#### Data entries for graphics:
▼

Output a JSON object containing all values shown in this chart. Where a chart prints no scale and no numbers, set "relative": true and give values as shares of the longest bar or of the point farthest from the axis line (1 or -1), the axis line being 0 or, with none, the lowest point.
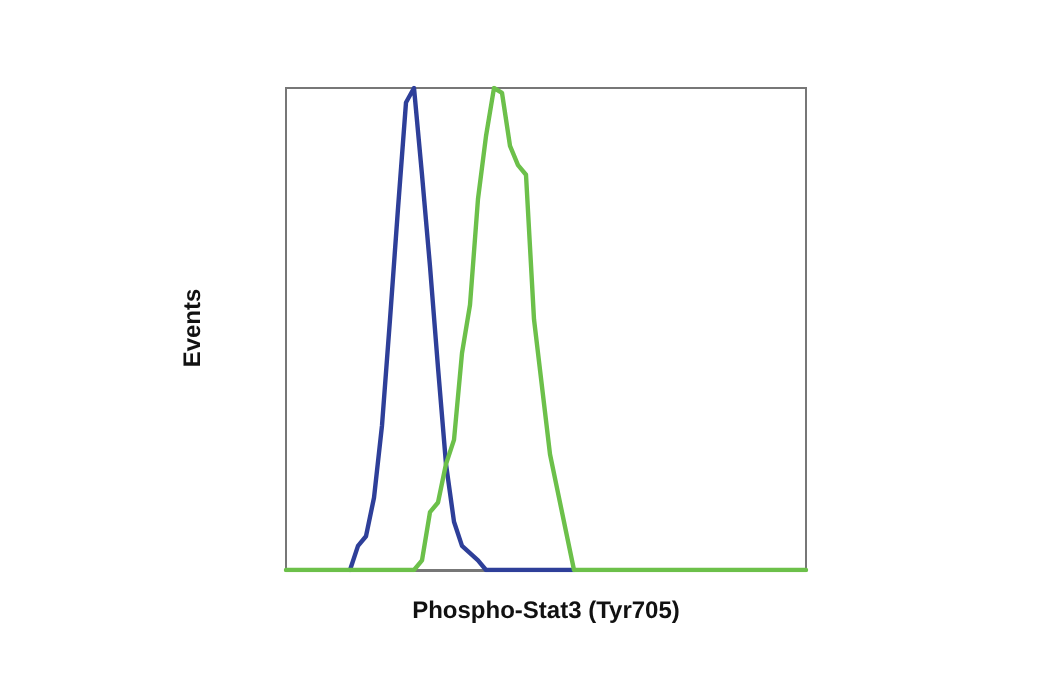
{
  "chart_data": {
    "type": "line",
    "xlabel": "Phospho-Stat3 (Tyr705)",
    "ylabel": "Events",
    "relative": true,
    "grid": false,
    "marker": "none",
    "categories": [
      null,
      null,
      null,
      null,
      null,
      null,
      null,
      null,
      null,
      null,
      null,
      null,
      null,
      null,
      null,
      null,
      null,
      null,
      null,
      null,
      null,
      null,
      null,
      null,
      null,
      null,
      null,
      null,
      null,
      null,
      null,
      null,
      null,
      null,
      null,
      null,
      null,
      null,
      null,
      null,
      null,
      null,
      null,
      null,
      null,
      null,
      null,
      null,
      null,
      null,
      null,
      null,
      null,
      null,
      null,
      null,
      null,
      null,
      null,
      null,
      null,
      null,
      null,
      null,
      null,
      null
    ],
    "series": [
      {
        "color": "#2e3f99",
        "values": [
          null,
          null,
          null,
          null,
          null,
          null,
          null,
          null,
          0,
          0.05,
          0.07,
          0.15,
          0.3,
          0.52,
          0.75,
          0.97,
          1,
          0.82,
          0.63,
          0.42,
          0.22,
          0.1,
          0.05,
          0.035,
          0.02,
          0,
          0,
          0,
          0,
          0,
          0,
          0,
          0,
          0,
          0,
          0,
          0,
          null,
          null,
          null,
          null,
          null,
          null,
          null,
          null,
          null,
          null,
          null,
          null,
          null,
          null,
          null,
          null,
          null,
          null,
          null,
          null,
          null,
          null,
          null,
          null,
          null,
          null,
          null,
          null,
          null
        ]
      },
      {
        "color": "#6cc04a",
        "values": [
          0,
          0,
          0,
          0,
          0,
          0,
          0,
          0,
          0,
          0,
          0,
          0,
          0,
          0,
          0,
          0,
          0,
          0.02,
          0.12,
          0.14,
          0.22,
          0.27,
          0.45,
          0.55,
          0.77,
          0.9,
          1,
          0.99,
          0.88,
          0.84,
          0.82,
          0.52,
          0.38,
          0.24,
          0.16,
          0.08,
          0,
          0,
          0,
          0,
          0,
          0,
          0,
          0,
          0,
          0,
          0,
          0,
          0,
          0,
          0,
          0,
          0,
          0,
          0,
          0,
          0,
          0,
          0,
          0,
          0,
          0,
          0,
          0,
          0,
          0
        ]
      }
    ]
  }
}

▲

#### Do this:
Pictures are not part of the copy; output everything else in the records exactly.

#### Result of this task:
Output a JSON object containing all values shown in this chart. Where a chart prints no scale and no numbers, set "relative": true and give values as shares of the longest bar or of the point farthest from the axis line (1 or -1), the axis line being 0 or, with none, the lowest point.
{
  "chart_data": {
    "type": "line",
    "xlabel": "Phospho-Stat3 (Tyr705)",
    "ylabel": "Events",
    "relative": true,
    "grid": false,
    "marker": "none",
    "categories": [
      null,
      null,
      null,
      null,
      null,
      null,
      null,
      null,
      null,
      null,
      null,
      null,
      null,
      null,
      null,
      null,
      null,
      null,
      null,
      null,
      null,
      null,
      null,
      null,
      null,
      null,
      null,
      null,
      null,
      null,
      null,
      null,
      null,
      null,
      null,
      null,
      null,
      null,
      null,
      null,
      null,
      null,
      null,
      null,
      null,
      null,
      null,
      null,
      null,
      null,
      null,
      null,
      null,
      null,
      null,
      null,
      null,
      null,
      null,
      null,
      null,
      null,
      null,
      null,
      null,
      null
    ],
    "series": [
      {
        "color": "#2e3f99",
        "values": [
          null,
          null,
          null,
          null,
          null,
          null,
          null,
          null,
          0,
          0.05,
          0.07,
          0.15,
          0.3,
          0.52,
          0.75,
          0.97,
          1,
          0.82,
          0.63,
          0.42,
          0.22,
          0.1,
          0.05,
          0.035,
          0.02,
          0,
          0,
          0,
          0,
          0,
          0,
          0,
          0,
          0,
          0,
          0,
          0,
          null,
          null,
          null,
          null,
          null,
          null,
          null,
          null,
          null,
          null,
          null,
          null,
          null,
          null,
          null,
          null,
          null,
          null,
          null,
          null,
          null,
          null,
          null,
          null,
          null,
          null,
          null,
          null,
          null
        ]
      },
      {
        "color": "#6cc04a",
        "values": [
          0,
          0,
          0,
          0,
          0,
          0,
          0,
          0,
          0,
          0,
          0,
          0,
          0,
          0,
          0,
          0,
          0,
          0.02,
          0.12,
          0.14,
          0.22,
          0.27,
          0.45,
          0.55,
          0.77,
          0.9,
          1,
          0.99,
          0.88,
          0.84,
          0.82,
          0.52,
          0.38,
          0.24,
          0.16,
          0.08,
          0,
          0,
          0,
          0,
          0,
          0,
          0,
          0,
          0,
          0,
          0,
          0,
          0,
          0,
          0,
          0,
          0,
          0,
          0,
          0,
          0,
          0,
          0,
          0,
          0,
          0,
          0,
          0,
          0,
          0
        ]
      }
    ]
  }
}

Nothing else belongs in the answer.